--- START Listed records ---

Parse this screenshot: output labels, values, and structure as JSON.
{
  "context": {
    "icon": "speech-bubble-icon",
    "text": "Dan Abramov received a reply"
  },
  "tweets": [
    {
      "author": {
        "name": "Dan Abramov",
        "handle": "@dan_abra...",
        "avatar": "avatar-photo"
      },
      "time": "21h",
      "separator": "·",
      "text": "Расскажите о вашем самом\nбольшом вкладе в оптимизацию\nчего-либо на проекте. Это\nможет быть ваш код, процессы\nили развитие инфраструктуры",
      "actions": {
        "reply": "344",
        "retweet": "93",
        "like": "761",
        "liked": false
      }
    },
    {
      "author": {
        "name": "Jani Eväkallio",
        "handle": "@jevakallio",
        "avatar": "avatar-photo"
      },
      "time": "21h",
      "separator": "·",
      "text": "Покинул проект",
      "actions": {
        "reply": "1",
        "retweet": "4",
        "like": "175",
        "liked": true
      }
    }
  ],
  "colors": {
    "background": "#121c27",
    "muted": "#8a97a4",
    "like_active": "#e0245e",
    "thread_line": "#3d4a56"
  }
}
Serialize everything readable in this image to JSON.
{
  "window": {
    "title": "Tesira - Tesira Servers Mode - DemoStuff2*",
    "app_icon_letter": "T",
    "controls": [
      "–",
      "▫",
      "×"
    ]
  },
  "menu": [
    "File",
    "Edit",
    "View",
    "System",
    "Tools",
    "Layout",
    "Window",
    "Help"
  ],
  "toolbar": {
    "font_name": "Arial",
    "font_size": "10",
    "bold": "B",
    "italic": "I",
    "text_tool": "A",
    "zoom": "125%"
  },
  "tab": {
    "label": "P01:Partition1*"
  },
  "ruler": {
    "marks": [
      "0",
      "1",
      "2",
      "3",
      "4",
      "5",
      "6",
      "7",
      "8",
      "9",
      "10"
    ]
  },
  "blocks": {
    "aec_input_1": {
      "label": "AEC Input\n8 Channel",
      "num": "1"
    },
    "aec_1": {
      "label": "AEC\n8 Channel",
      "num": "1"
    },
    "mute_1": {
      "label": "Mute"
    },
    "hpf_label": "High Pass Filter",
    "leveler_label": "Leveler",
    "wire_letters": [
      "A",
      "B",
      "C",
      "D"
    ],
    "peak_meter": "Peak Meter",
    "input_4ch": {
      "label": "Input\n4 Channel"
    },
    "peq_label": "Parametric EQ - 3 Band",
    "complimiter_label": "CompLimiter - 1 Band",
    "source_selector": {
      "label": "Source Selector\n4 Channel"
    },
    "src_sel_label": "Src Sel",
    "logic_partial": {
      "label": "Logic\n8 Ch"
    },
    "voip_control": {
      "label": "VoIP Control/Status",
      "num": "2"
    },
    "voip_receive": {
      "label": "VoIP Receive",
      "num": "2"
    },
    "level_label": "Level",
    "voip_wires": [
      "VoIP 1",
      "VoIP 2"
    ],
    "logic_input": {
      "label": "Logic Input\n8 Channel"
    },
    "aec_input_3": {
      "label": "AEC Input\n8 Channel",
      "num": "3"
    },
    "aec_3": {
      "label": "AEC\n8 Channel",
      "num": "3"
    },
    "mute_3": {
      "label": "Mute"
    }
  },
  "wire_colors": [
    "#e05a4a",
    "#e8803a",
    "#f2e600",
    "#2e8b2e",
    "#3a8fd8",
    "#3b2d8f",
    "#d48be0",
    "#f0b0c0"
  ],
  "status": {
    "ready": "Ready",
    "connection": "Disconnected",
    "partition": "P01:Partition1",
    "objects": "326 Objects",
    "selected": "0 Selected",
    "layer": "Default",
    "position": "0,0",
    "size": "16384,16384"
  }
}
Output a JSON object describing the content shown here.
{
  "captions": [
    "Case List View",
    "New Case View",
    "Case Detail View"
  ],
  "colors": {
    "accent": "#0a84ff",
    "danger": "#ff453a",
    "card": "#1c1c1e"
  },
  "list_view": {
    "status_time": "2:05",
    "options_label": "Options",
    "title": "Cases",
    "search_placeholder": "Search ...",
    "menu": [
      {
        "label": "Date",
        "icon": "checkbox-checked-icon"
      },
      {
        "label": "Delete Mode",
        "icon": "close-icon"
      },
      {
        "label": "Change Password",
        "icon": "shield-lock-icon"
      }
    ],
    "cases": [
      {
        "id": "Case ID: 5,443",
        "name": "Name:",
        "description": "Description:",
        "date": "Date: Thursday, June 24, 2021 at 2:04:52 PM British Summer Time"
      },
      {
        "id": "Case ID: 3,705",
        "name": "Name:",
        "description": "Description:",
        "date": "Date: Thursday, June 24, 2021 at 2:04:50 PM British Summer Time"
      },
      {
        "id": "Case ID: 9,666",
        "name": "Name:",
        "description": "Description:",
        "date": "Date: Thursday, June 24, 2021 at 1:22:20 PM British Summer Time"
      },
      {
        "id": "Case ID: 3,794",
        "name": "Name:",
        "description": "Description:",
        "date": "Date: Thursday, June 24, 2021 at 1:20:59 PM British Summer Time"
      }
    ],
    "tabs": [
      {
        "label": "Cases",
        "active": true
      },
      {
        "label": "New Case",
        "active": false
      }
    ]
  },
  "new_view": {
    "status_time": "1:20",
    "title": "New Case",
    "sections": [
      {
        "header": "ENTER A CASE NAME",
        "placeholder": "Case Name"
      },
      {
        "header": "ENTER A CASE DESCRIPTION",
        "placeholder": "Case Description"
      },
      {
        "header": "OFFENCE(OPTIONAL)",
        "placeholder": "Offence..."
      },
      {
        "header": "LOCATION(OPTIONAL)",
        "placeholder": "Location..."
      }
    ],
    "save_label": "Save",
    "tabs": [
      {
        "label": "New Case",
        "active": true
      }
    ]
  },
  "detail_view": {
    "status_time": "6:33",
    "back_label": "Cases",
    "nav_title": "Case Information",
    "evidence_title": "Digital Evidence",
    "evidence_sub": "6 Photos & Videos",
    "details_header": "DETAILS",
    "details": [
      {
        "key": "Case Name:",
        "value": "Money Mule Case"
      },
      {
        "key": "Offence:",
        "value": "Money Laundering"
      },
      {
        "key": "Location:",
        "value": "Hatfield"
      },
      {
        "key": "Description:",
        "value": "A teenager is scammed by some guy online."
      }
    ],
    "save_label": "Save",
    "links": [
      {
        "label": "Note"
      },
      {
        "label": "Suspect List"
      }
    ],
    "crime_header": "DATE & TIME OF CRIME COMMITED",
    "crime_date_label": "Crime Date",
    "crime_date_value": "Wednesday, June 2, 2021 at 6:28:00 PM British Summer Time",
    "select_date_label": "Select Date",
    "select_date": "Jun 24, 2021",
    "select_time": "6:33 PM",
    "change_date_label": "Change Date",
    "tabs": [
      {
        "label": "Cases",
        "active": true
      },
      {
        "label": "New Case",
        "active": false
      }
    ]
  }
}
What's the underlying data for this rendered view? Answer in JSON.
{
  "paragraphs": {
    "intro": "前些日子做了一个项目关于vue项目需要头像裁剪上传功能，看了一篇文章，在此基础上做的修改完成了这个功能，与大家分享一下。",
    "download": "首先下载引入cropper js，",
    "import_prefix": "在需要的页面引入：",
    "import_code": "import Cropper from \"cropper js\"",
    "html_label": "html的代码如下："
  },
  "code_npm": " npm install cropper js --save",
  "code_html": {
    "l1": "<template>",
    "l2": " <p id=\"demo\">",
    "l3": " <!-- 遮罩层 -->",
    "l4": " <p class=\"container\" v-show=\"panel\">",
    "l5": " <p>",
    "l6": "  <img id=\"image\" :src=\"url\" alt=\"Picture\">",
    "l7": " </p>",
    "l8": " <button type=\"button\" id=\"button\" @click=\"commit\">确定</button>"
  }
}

--- END Listed records ---

Goal: Give all the records again. Match them exactly.

Solution to the exercise:
Parse this screenshot: output labels, values, and structure as JSON.
{
  "context": {
    "icon": "speech-bubble-icon",
    "text": "Dan Abramov received a reply"
  },
  "tweets": [
    {
      "author": {
        "name": "Dan Abramov",
        "handle": "@dan_abra...",
        "avatar": "avatar-photo"
      },
      "time": "21h",
      "separator": "·",
      "text": "Расскажите о вашем самом\nбольшом вкладе в оптимизацию\nчего-либо на проекте. Это\nможет быть ваш код, процессы\nили развитие инфраструктуры",
      "actions": {
        "reply": "344",
        "retweet": "93",
        "like": "761",
        "liked": false
      }
    },
    {
      "author": {
        "name": "Jani Eväkallio",
        "handle": "@jevakallio",
        "avatar": "avatar-photo"
      },
      "time": "21h",
      "separator": "·",
      "text": "Покинул проект",
      "actions": {
        "reply": "1",
        "retweet": "4",
        "like": "175",
        "liked": true
      }
    }
  ],
  "colors": {
    "background": "#121c27",
    "muted": "#8a97a4",
    "like_active": "#e0245e",
    "thread_line": "#3d4a56"
  }
}
Serialize everything readable in this image to JSON.
{
  "window": {
    "title": "Tesira - Tesira Servers Mode - DemoStuff2*",
    "app_icon_letter": "T",
    "controls": [
      "–",
      "▫",
      "×"
    ]
  },
  "menu": [
    "File",
    "Edit",
    "View",
    "System",
    "Tools",
    "Layout",
    "Window",
    "Help"
  ],
  "toolbar": {
    "font_name": "Arial",
    "font_size": "10",
    "bold": "B",
    "italic": "I",
    "text_tool": "A",
    "zoom": "125%"
  },
  "tab": {
    "label": "P01:Partition1*"
  },
  "ruler": {
    "marks": [
      "0",
      "1",
      "2",
      "3",
      "4",
      "5",
      "6",
      "7",
      "8",
      "9",
      "10"
    ]
  },
  "blocks": {
    "aec_input_1": {
      "label": "AEC Input\n8 Channel",
      "num": "1"
    },
    "aec_1": {
      "label": "AEC\n8 Channel",
      "num": "1"
    },
    "mute_1": {
      "label": "Mute"
    },
    "hpf_label": "High Pass Filter",
    "leveler_label": "Leveler",
    "wire_letters": [
      "A",
      "B",
      "C",
      "D"
    ],
    "peak_meter": "Peak Meter",
    "input_4ch": {
      "label": "Input\n4 Channel"
    },
    "peq_label": "Parametric EQ - 3 Band",
    "complimiter_label": "CompLimiter - 1 Band",
    "source_selector": {
      "label": "Source Selector\n4 Channel"
    },
    "src_sel_label": "Src Sel",
    "logic_partial": {
      "label": "Logic\n8 Ch"
    },
    "voip_control": {
      "label": "VoIP Control/Status",
      "num": "2"
    },
    "voip_receive": {
      "label": "VoIP Receive",
      "num": "2"
    },
    "level_label": "Level",
    "voip_wires": [
      "VoIP 1",
      "VoIP 2"
    ],
    "logic_input": {
      "label": "Logic Input\n8 Channel"
    },
    "aec_input_3": {
      "label": "AEC Input\n8 Channel",
      "num": "3"
    },
    "aec_3": {
      "label": "AEC\n8 Channel",
      "num": "3"
    },
    "mute_3": {
      "label": "Mute"
    }
  },
  "wire_colors": [
    "#e05a4a",
    "#e8803a",
    "#f2e600",
    "#2e8b2e",
    "#3a8fd8",
    "#3b2d8f",
    "#d48be0",
    "#f0b0c0"
  ],
  "status": {
    "ready": "Ready",
    "connection": "Disconnected",
    "partition": "P01:Partition1",
    "objects": "326 Objects",
    "selected": "0 Selected",
    "layer": "Default",
    "position": "0,0",
    "size": "16384,16384"
  }
}
Output a JSON object describing the content shown here.
{
  "captions": [
    "Case List View",
    "New Case View",
    "Case Detail View"
  ],
  "colors": {
    "accent": "#0a84ff",
    "danger": "#ff453a",
    "card": "#1c1c1e"
  },
  "list_view": {
    "status_time": "2:05",
    "options_label": "Options",
    "title": "Cases",
    "search_placeholder": "Search ...",
    "menu": [
      {
        "label": "Date",
        "icon": "checkbox-checked-icon"
      },
      {
        "label": "Delete Mode",
        "icon": "close-icon"
      },
      {
        "label": "Change Password",
        "icon": "shield-lock-icon"
      }
    ],
    "cases": [
      {
        "id": "Case ID: 5,443",
        "name": "Name:",
        "description": "Description:",
        "date": "Date: Thursday, June 24, 2021 at 2:04:52 PM British Summer Time"
      },
      {
        "id": "Case ID: 3,705",
        "name": "Name:",
        "description": "Description:",
        "date": "Date: Thursday, June 24, 2021 at 2:04:50 PM British Summer Time"
      },
      {
        "id": "Case ID: 9,666",
        "name": "Name:",
        "description": "Description:",
        "date": "Date: Thursday, June 24, 2021 at 1:22:20 PM British Summer Time"
      },
      {
        "id": "Case ID: 3,794",
        "name": "Name:",
        "description": "Description:",
        "date": "Date: Thursday, June 24, 2021 at 1:20:59 PM British Summer Time"
      }
    ],
    "tabs": [
      {
        "label": "Cases",
        "active": true
      },
      {
        "label": "New Case",
        "active": false
      }
    ]
  },
  "new_view": {
    "status_time": "1:20",
    "title": "New Case",
    "sections": [
      {
        "header": "ENTER A CASE NAME",
        "placeholder": "Case Name"
      },
      {
        "header": "ENTER A CASE DESCRIPTION",
        "placeholder": "Case Description"
      },
      {
        "header": "OFFENCE(OPTIONAL)",
        "placeholder": "Offence..."
      },
      {
        "header": "LOCATION(OPTIONAL)",
        "placeholder": "Location..."
      }
    ],
    "save_label": "Save",
    "tabs": [
      {
        "label": "New Case",
        "active": true
      }
    ]
  },
  "detail_view": {
    "status_time": "6:33",
    "back_label": "Cases",
    "nav_title": "Case Information",
    "evidence_title": "Digital Evidence",
    "evidence_sub": "6 Photos & Videos",
    "details_header": "DETAILS",
    "details": [
      {
        "key": "Case Name:",
        "value": "Money Mule Case"
      },
      {
        "key": "Offence:",
        "value": "Money Laundering"
      },
      {
        "key": "Location:",
        "value": "Hatfield"
      },
      {
        "key": "Description:",
        "value": "A teenager is scammed by some guy online."
      }
    ],
    "save_label": "Save",
    "links": [
      {
        "label": "Note"
      },
      {
        "label": "Suspect List"
      }
    ],
    "crime_header": "DATE & TIME OF CRIME COMMITED",
    "crime_date_label": "Crime Date",
    "crime_date_value": "Wednesday, June 2, 2021 at 6:28:00 PM British Summer Time",
    "select_date_label": "Select Date",
    "select_date": "Jun 24, 2021",
    "select_time": "6:33 PM",
    "change_date_label": "Change Date",
    "tabs": [
      {
        "label": "Cases",
        "active": true
      },
      {
        "label": "New Case",
        "active": false
      }
    ]
  }
}
What's the underlying data for this rendered view? Answer in JSON.
{
  "paragraphs": {
    "intro": "前些日子做了一个项目关于vue项目需要头像裁剪上传功能，看了一篇文章，在此基础上做的修改完成了这个功能，与大家分享一下。",
    "download": "首先下载引入cropper js，",
    "import_prefix": "在需要的页面引入：",
    "import_code": "import Cropper from \"cropper js\"",
    "html_label": "html的代码如下："
  },
  "code_npm": " npm install cropper js --save",
  "code_html": {
    "l1": "<template>",
    "l2": " <p id=\"demo\">",
    "l3": " <!-- 遮罩层 -->",
    "l4": " <p class=\"container\" v-show=\"panel\">",
    "l5": " <p>",
    "l6": "  <img id=\"image\" :src=\"url\" alt=\"Picture\">",
    "l7": " </p>",
    "l8": " <button type=\"button\" id=\"button\" @click=\"commit\">确定</button>"
  }
}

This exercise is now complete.